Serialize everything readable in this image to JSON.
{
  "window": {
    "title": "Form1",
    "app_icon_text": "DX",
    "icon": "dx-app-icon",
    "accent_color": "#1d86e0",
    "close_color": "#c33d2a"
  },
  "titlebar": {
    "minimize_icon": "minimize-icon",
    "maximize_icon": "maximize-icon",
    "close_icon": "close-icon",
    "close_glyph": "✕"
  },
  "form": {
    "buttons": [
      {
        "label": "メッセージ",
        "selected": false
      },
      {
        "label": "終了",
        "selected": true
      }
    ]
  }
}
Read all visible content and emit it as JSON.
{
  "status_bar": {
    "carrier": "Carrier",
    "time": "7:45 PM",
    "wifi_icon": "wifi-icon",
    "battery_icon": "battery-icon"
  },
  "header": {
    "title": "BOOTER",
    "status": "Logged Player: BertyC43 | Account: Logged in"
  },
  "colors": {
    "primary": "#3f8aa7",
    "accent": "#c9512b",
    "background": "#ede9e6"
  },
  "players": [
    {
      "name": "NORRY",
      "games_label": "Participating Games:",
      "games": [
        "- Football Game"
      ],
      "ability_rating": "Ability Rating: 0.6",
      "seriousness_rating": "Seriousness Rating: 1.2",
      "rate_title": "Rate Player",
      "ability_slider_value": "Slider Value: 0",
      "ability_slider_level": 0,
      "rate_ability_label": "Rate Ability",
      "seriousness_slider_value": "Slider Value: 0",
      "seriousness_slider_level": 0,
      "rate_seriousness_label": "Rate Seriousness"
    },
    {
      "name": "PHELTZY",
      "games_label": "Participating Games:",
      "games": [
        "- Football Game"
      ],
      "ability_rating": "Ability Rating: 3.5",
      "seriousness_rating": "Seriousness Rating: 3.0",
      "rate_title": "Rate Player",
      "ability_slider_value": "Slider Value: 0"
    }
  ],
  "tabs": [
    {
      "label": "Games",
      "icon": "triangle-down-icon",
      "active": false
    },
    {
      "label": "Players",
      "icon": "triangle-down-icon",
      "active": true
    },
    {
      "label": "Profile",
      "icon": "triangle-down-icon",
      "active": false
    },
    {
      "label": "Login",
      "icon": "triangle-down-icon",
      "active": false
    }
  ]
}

Problem details: Go through the lines above. Select every one that has the string "Rating".

Exercise answer:
      "ability_rating": "Ability Rating: 0.6",
      "seriousness_rating": "Seriousness Rating: 1.2",
      "ability_rating": "Ability Rating: 3.5",
      "seriousness_rating": "Seriousness Rating: 3.0",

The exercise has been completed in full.